■ **AVAILABLE RECORDS**:

━━━━━━━━

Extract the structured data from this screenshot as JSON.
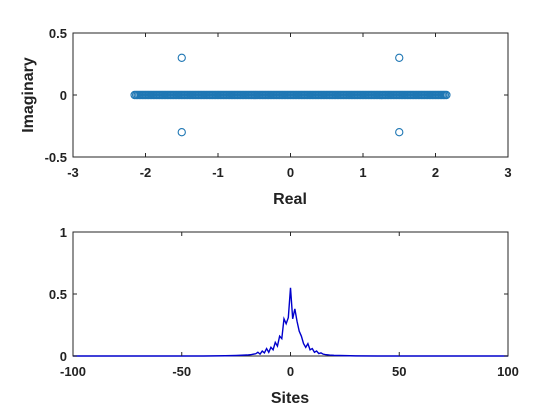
{
  "chart_data": [
    {
      "type": "scatter",
      "title": "",
      "xlabel": "Real",
      "ylabel": "Imaginary",
      "xlim": [
        -3,
        3
      ],
      "ylim": [
        -0.5,
        0.5
      ],
      "xticks": [
        -3,
        -2,
        -1,
        0,
        1,
        2,
        3
      ],
      "yticks": [
        -0.5,
        0,
        0.5
      ],
      "xtick_labels": [
        "-3",
        "-2",
        "-1",
        "0",
        "1",
        "2",
        "3"
      ],
      "ytick_labels": [
        "-0.5",
        "0",
        "0.5"
      ],
      "grid": false,
      "marker": "open-circle",
      "color": "#1f77b4",
      "band": {
        "x_min": -2.15,
        "x_max": 2.15,
        "y": 0
      },
      "isolated_points": [
        {
          "x": -1.5,
          "y": 0.3
        },
        {
          "x": 1.5,
          "y": 0.3
        },
        {
          "x": -1.5,
          "y": -0.3
        },
        {
          "x": 1.5,
          "y": -0.3
        }
      ]
    },
    {
      "type": "line",
      "title": "",
      "xlabel": "Sites",
      "ylabel": "",
      "xlim": [
        -100,
        100
      ],
      "ylim": [
        0,
        1
      ],
      "xticks": [
        -100,
        -50,
        0,
        50,
        100
      ],
      "yticks": [
        0,
        0.5,
        1
      ],
      "xtick_labels": [
        "-100",
        "-50",
        "0",
        "50",
        "100"
      ],
      "ytick_labels": [
        "0",
        "0.5",
        "1"
      ],
      "grid": false,
      "color": "#0000cc",
      "series": [
        {
          "x": [
            -100,
            -60,
            -40,
            -30,
            -25,
            -20,
            -18,
            -16,
            -15,
            -14,
            -13,
            -12,
            -11,
            -10,
            -9,
            -8,
            -7,
            -6,
            -5,
            -4,
            -3,
            -2,
            -1,
            0,
            1,
            2,
            3,
            4,
            5,
            6,
            7,
            8,
            9,
            10,
            11,
            12,
            13,
            14,
            15,
            16,
            18,
            20,
            25,
            30,
            40,
            60,
            100
          ],
          "values": [
            0,
            0,
            0,
            0.002,
            0.004,
            0.008,
            0.012,
            0.018,
            0.03,
            0.015,
            0.04,
            0.025,
            0.06,
            0.03,
            0.07,
            0.05,
            0.11,
            0.08,
            0.16,
            0.14,
            0.3,
            0.26,
            0.31,
            0.55,
            0.3,
            0.38,
            0.28,
            0.2,
            0.16,
            0.1,
            0.07,
            0.1,
            0.05,
            0.06,
            0.03,
            0.04,
            0.02,
            0.025,
            0.015,
            0.012,
            0.008,
            0.005,
            0.003,
            0.001,
            0,
            0,
            0
          ]
        }
      ]
    }
  ]
}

━━━━━━━━

Print the records word for word and exclude any picture they hold.

■ **ANSWER TO THE TASK**:
Extract the structured data from this screenshot as JSON.
{
  "chart_data": [
    {
      "type": "scatter",
      "title": "",
      "xlabel": "Real",
      "ylabel": "Imaginary",
      "xlim": [
        -3,
        3
      ],
      "ylim": [
        -0.5,
        0.5
      ],
      "xticks": [
        -3,
        -2,
        -1,
        0,
        1,
        2,
        3
      ],
      "yticks": [
        -0.5,
        0,
        0.5
      ],
      "xtick_labels": [
        "-3",
        "-2",
        "-1",
        "0",
        "1",
        "2",
        "3"
      ],
      "ytick_labels": [
        "-0.5",
        "0",
        "0.5"
      ],
      "grid": false,
      "marker": "open-circle",
      "color": "#1f77b4",
      "band": {
        "x_min": -2.15,
        "x_max": 2.15,
        "y": 0
      },
      "isolated_points": [
        {
          "x": -1.5,
          "y": 0.3
        },
        {
          "x": 1.5,
          "y": 0.3
        },
        {
          "x": -1.5,
          "y": -0.3
        },
        {
          "x": 1.5,
          "y": -0.3
        }
      ]
    },
    {
      "type": "line",
      "title": "",
      "xlabel": "Sites",
      "ylabel": "",
      "xlim": [
        -100,
        100
      ],
      "ylim": [
        0,
        1
      ],
      "xticks": [
        -100,
        -50,
        0,
        50,
        100
      ],
      "yticks": [
        0,
        0.5,
        1
      ],
      "xtick_labels": [
        "-100",
        "-50",
        "0",
        "50",
        "100"
      ],
      "ytick_labels": [
        "0",
        "0.5",
        "1"
      ],
      "grid": false,
      "color": "#0000cc",
      "series": [
        {
          "x": [
            -100,
            -60,
            -40,
            -30,
            -25,
            -20,
            -18,
            -16,
            -15,
            -14,
            -13,
            -12,
            -11,
            -10,
            -9,
            -8,
            -7,
            -6,
            -5,
            -4,
            -3,
            -2,
            -1,
            0,
            1,
            2,
            3,
            4,
            5,
            6,
            7,
            8,
            9,
            10,
            11,
            12,
            13,
            14,
            15,
            16,
            18,
            20,
            25,
            30,
            40,
            60,
            100
          ],
          "values": [
            0,
            0,
            0,
            0.002,
            0.004,
            0.008,
            0.012,
            0.018,
            0.03,
            0.015,
            0.04,
            0.025,
            0.06,
            0.03,
            0.07,
            0.05,
            0.11,
            0.08,
            0.16,
            0.14,
            0.3,
            0.26,
            0.31,
            0.55,
            0.3,
            0.38,
            0.28,
            0.2,
            0.16,
            0.1,
            0.07,
            0.1,
            0.05,
            0.06,
            0.03,
            0.04,
            0.02,
            0.025,
            0.015,
            0.012,
            0.008,
            0.005,
            0.003,
            0.001,
            0,
            0,
            0
          ]
        }
      ]
    }
  ]
}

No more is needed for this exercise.